(Excerpt from a dataset)
+ + + +
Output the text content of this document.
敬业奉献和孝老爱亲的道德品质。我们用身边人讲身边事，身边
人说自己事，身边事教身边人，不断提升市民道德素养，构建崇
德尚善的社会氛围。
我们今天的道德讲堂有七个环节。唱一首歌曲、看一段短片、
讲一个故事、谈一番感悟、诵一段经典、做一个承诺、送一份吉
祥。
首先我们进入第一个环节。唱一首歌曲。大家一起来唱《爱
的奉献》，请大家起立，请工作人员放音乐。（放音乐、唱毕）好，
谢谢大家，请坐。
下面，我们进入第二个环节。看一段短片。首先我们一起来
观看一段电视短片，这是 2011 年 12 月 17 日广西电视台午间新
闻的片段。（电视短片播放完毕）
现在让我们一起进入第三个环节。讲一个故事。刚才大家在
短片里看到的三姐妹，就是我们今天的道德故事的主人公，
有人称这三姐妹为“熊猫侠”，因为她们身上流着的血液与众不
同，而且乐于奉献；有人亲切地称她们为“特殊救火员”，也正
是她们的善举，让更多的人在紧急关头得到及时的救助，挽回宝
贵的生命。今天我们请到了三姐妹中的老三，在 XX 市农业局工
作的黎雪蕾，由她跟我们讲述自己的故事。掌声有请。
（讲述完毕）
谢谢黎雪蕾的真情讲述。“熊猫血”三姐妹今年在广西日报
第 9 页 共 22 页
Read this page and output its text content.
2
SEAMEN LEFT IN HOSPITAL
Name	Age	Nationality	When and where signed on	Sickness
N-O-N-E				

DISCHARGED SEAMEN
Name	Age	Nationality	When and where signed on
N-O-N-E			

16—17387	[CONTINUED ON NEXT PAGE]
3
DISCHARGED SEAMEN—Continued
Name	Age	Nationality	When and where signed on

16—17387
+ + + +
Which lines hold the string "讲一个故事"? Copy all of them from the data above.

### Written solution
讲一个故事、谈一番感悟、诵一段经典、做一个承诺、送一份吉
现在让我们一起进入第三个环节。讲一个故事。刚才大家在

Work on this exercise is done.